TO DO —
Return the records that follow unaltered. Omit every picture.

Dataset records on visual material:

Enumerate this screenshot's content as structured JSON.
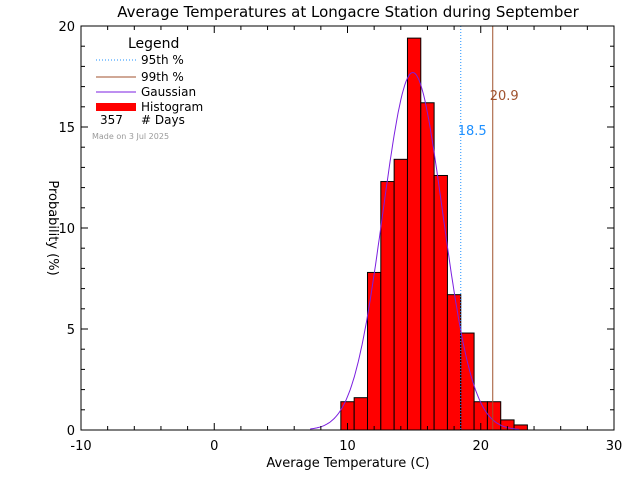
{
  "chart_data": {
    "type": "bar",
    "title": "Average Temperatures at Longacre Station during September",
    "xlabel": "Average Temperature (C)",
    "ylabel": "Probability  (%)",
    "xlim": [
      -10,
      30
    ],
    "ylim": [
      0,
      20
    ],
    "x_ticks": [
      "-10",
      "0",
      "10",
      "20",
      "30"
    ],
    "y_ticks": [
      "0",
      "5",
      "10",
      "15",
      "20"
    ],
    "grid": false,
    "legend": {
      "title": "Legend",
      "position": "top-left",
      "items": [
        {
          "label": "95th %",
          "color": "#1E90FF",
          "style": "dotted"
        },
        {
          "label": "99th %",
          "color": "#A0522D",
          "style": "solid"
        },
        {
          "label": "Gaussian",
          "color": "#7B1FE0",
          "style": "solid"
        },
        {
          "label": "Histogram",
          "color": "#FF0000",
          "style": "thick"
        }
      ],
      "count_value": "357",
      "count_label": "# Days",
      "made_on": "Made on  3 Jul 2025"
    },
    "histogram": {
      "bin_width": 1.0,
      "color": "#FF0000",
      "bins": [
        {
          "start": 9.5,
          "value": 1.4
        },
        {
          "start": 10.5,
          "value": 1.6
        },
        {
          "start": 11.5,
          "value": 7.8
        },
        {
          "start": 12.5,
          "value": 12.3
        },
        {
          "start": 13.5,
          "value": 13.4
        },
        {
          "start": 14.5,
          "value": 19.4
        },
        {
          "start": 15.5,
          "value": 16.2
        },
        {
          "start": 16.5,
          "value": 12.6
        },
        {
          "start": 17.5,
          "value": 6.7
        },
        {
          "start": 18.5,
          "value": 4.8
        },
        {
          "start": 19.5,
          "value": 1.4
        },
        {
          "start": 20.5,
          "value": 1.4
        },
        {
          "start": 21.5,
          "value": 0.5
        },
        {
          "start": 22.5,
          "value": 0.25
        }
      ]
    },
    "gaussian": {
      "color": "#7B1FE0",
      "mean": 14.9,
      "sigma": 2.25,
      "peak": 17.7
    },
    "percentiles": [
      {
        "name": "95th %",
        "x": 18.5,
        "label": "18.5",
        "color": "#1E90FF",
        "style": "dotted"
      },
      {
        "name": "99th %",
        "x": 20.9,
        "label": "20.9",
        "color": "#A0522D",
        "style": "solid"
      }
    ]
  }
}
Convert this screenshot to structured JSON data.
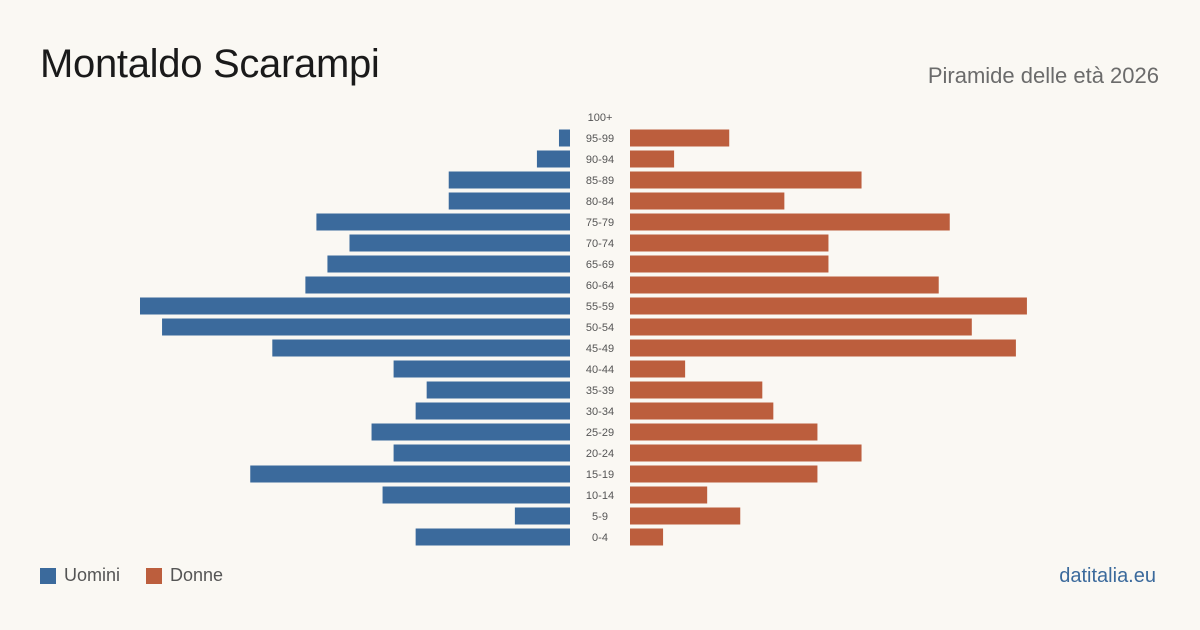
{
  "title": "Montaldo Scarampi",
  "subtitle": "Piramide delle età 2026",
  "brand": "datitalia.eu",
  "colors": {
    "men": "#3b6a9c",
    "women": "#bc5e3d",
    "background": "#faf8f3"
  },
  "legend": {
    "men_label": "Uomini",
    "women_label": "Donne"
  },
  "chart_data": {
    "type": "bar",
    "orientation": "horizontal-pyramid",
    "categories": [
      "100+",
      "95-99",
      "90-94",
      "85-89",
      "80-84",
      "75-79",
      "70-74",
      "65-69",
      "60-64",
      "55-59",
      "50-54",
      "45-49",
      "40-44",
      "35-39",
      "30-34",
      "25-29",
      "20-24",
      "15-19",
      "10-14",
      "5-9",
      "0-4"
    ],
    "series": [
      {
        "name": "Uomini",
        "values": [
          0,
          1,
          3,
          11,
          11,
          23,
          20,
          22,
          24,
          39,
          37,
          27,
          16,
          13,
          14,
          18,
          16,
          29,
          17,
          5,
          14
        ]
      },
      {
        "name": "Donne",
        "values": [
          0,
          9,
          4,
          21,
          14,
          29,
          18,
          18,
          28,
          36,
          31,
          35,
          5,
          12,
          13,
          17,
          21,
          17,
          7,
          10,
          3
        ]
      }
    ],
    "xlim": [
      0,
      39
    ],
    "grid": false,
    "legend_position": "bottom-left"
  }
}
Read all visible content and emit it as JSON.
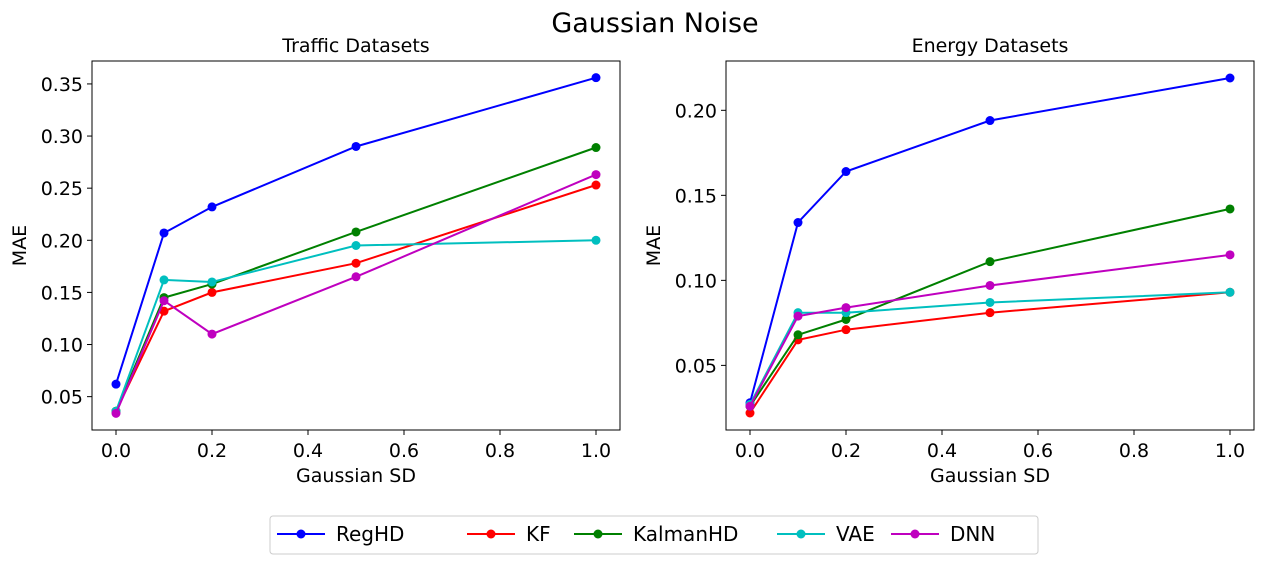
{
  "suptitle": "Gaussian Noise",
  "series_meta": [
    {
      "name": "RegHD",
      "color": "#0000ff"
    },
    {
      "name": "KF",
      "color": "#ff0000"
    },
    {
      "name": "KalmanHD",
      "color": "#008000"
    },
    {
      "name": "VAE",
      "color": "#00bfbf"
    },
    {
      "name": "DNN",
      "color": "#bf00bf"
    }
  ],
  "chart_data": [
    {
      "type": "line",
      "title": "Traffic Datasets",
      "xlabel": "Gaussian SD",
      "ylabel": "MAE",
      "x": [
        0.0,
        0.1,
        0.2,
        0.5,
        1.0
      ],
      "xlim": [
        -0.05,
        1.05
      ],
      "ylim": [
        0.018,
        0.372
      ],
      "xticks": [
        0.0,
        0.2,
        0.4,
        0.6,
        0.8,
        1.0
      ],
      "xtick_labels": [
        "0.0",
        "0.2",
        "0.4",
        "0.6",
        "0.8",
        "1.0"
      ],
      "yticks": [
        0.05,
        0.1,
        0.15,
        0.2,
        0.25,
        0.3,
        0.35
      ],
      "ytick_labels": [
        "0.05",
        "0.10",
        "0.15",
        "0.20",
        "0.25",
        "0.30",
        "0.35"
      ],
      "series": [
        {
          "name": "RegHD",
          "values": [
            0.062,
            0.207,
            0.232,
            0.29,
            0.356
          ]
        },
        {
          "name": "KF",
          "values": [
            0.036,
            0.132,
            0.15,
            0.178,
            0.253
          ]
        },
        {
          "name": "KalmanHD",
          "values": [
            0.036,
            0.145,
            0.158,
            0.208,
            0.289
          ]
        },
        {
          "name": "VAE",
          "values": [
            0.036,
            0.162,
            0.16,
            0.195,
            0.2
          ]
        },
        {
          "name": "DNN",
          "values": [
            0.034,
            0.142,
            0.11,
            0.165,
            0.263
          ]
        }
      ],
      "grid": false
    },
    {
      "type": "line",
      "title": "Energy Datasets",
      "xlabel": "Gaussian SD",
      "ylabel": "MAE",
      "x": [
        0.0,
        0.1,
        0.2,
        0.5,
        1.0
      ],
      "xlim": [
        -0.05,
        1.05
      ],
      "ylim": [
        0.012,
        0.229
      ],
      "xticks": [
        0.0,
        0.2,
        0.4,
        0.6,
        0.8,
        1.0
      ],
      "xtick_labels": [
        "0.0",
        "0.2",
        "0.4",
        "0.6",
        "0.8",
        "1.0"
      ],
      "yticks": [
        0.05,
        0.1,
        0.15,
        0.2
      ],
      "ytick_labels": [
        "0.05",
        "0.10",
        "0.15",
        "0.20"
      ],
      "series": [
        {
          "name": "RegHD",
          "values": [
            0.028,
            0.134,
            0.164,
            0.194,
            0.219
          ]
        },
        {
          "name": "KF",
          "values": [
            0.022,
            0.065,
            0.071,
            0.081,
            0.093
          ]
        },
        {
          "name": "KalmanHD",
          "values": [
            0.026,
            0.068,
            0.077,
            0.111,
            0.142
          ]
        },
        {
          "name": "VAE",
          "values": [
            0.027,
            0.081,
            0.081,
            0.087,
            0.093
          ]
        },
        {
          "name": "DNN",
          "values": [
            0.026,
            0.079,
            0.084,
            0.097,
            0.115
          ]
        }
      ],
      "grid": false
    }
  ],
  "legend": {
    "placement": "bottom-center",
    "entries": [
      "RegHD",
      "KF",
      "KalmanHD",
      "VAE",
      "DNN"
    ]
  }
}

ANSWER TO THE EXERCISE —
Enumerate this screenshot's content as structured JSON.
{
  "chart_data": {
    "type": "bar",
    "title": "Average Temperatures at Longacre Station during September",
    "xlabel": "Average Temperature (C)",
    "ylabel": "Probability  (%)",
    "xlim": [
      -10,
      30
    ],
    "ylim": [
      0,
      20
    ],
    "x_ticks": [
      "-10",
      "0",
      "10",
      "20",
      "30"
    ],
    "y_ticks": [
      "0",
      "5",
      "10",
      "15",
      "20"
    ],
    "grid": false,
    "legend": {
      "title": "Legend",
      "position": "top-left",
      "items": [
        {
          "label": "95th %",
          "color": "#1E90FF",
          "style": "dotted"
        },
        {
          "label": "99th %",
          "color": "#A0522D",
          "style": "solid"
        },
        {
          "label": "Gaussian",
          "color": "#7B1FE0",
          "style": "solid"
        },
        {
          "label": "Histogram",
          "color": "#FF0000",
          "style": "thick"
        }
      ],
      "count_value": "357",
      "count_label": "# Days",
      "made_on": "Made on  3 Jul 2025"
    },
    "histogram": {
      "bin_width": 1.0,
      "color": "#FF0000",
      "bins": [
        {
          "start": 9.5,
          "value": 1.4
        },
        {
          "start": 10.5,
          "value": 1.6
        },
        {
          "start": 11.5,
          "value": 7.8
        },
        {
          "start": 12.5,
          "value": 12.3
        },
        {
          "start": 13.5,
          "value": 13.4
        },
        {
          "start": 14.5,
          "value": 19.4
        },
        {
          "start": 15.5,
          "value": 16.2
        },
        {
          "start": 16.5,
          "value": 12.6
        },
        {
          "start": 17.5,
          "value": 6.7
        },
        {
          "start": 18.5,
          "value": 4.8
        },
        {
          "start": 19.5,
          "value": 1.4
        },
        {
          "start": 20.5,
          "value": 1.4
        },
        {
          "start": 21.5,
          "value": 0.5
        },
        {
          "start": 22.5,
          "value": 0.25
        }
      ]
    },
    "gaussian": {
      "color": "#7B1FE0",
      "mean": 14.9,
      "sigma": 2.25,
      "peak": 17.7
    },
    "percentiles": [
      {
        "name": "95th %",
        "x": 18.5,
        "label": "18.5",
        "color": "#1E90FF",
        "style": "dotted"
      },
      {
        "name": "99th %",
        "x": 20.9,
        "label": "20.9",
        "color": "#A0522D",
        "style": "solid"
      }
    ]
  }
}
Convert this screenshot to structured JSON data.
{
  "title": "Montaldo Scarampi",
  "subtitle": "Piramide delle età 2026",
  "brand": "datitalia.eu",
  "colors": {
    "men": "#3b6a9c",
    "women": "#bc5e3d",
    "background": "#faf8f3"
  },
  "legend": {
    "men_label": "Uomini",
    "women_label": "Donne"
  },
  "chart_data": {
    "type": "bar",
    "orientation": "horizontal-pyramid",
    "categories": [
      "100+",
      "95-99",
      "90-94",
      "85-89",
      "80-84",
      "75-79",
      "70-74",
      "65-69",
      "60-64",
      "55-59",
      "50-54",
      "45-49",
      "40-44",
      "35-39",
      "30-34",
      "25-29",
      "20-24",
      "15-19",
      "10-14",
      "5-9",
      "0-4"
    ],
    "series": [
      {
        "name": "Uomini",
        "values": [
          0,
          1,
          3,
          11,
          11,
          23,
          20,
          22,
          24,
          39,
          37,
          27,
          16,
          13,
          14,
          18,
          16,
          29,
          17,
          5,
          14
        ]
      },
      {
        "name": "Donne",
        "values": [
          0,
          9,
          4,
          21,
          14,
          29,
          18,
          18,
          28,
          36,
          31,
          35,
          5,
          12,
          13,
          17,
          21,
          17,
          7,
          10,
          3
        ]
      }
    ],
    "xlim": [
      0,
      39
    ],
    "grid": false,
    "legend_position": "bottom-left"
  }
}
Read all visible content and emit it as JSON.
{
  "suptitle": "Gaussian Noise",
  "series_meta": [
    {
      "name": "RegHD",
      "color": "#0000ff"
    },
    {
      "name": "KF",
      "color": "#ff0000"
    },
    {
      "name": "KalmanHD",
      "color": "#008000"
    },
    {
      "name": "VAE",
      "color": "#00bfbf"
    },
    {
      "name": "DNN",
      "color": "#bf00bf"
    }
  ],
  "chart_data": [
    {
      "type": "line",
      "title": "Traffic Datasets",
      "xlabel": "Gaussian SD",
      "ylabel": "MAE",
      "x": [
        0.0,
        0.1,
        0.2,
        0.5,
        1.0
      ],
      "xlim": [
        -0.05,
        1.05
      ],
      "ylim": [
        0.018,
        0.372
      ],
      "xticks": [
        0.0,
        0.2,
        0.4,
        0.6,
        0.8,
        1.0
      ],
      "xtick_labels": [
        "0.0",
        "0.2",
        "0.4",
        "0.6",
        "0.8",
        "1.0"
      ],
      "yticks": [
        0.05,
        0.1,
        0.15,
        0.2,
        0.25,
        0.3,
        0.35
      ],
      "ytick_labels": [
        "0.05",
        "0.10",
        "0.15",
        "0.20",
        "0.25",
        "0.30",
        "0.35"
      ],
      "series": [
        {
          "name": "RegHD",
          "values": [
            0.062,
            0.207,
            0.232,
            0.29,
            0.356
          ]
        },
        {
          "name": "KF",
          "values": [
            0.036,
            0.132,
            0.15,
            0.178,
            0.253
          ]
        },
        {
          "name": "KalmanHD",
          "values": [
            0.036,
            0.145,
            0.158,
            0.208,
            0.289
          ]
        },
        {
          "name": "VAE",
          "values": [
            0.036,
            0.162,
            0.16,
            0.195,
            0.2
          ]
        },
        {
          "name": "DNN",
          "values": [
            0.034,
            0.142,
            0.11,
            0.165,
            0.263
          ]
        }
      ],
      "grid": false
    },
    {
      "type": "line",
      "title": "Energy Datasets",
      "xlabel": "Gaussian SD",
      "ylabel": "MAE",
      "x": [
        0.0,
        0.1,
        0.2,
        0.5,
        1.0
      ],
      "xlim": [
        -0.05,
        1.05
      ],
      "ylim": [
        0.012,
        0.229
      ],
      "xticks": [
        0.0,
        0.2,
        0.4,
        0.6,
        0.8,
        1.0
      ],
      "xtick_labels": [
        "0.0",
        "0.2",
        "0.4",
        "0.6",
        "0.8",
        "1.0"
      ],
      "yticks": [
        0.05,
        0.1,
        0.15,
        0.2
      ],
      "ytick_labels": [
        "0.05",
        "0.10",
        "0.15",
        "0.20"
      ],
      "series": [
        {
          "name": "RegHD",
          "values": [
            0.028,
            0.134,
            0.164,
            0.194,
            0.219
          ]
        },
        {
          "name": "KF",
          "values": [
            0.022,
            0.065,
            0.071,
            0.081,
            0.093
          ]
        },
        {
          "name": "KalmanHD",
          "values": [
            0.026,
            0.068,
            0.077,
            0.111,
            0.142
          ]
        },
        {
          "name": "VAE",
          "values": [
            0.027,
            0.081,
            0.081,
            0.087,
            0.093
          ]
        },
        {
          "name": "DNN",
          "values": [
            0.026,
            0.079,
            0.084,
            0.097,
            0.115
          ]
        }
      ],
      "grid": false
    }
  ],
  "legend": {
    "placement": "bottom-center",
    "entries": [
      "RegHD",
      "KF",
      "KalmanHD",
      "VAE",
      "DNN"
    ]
  }
}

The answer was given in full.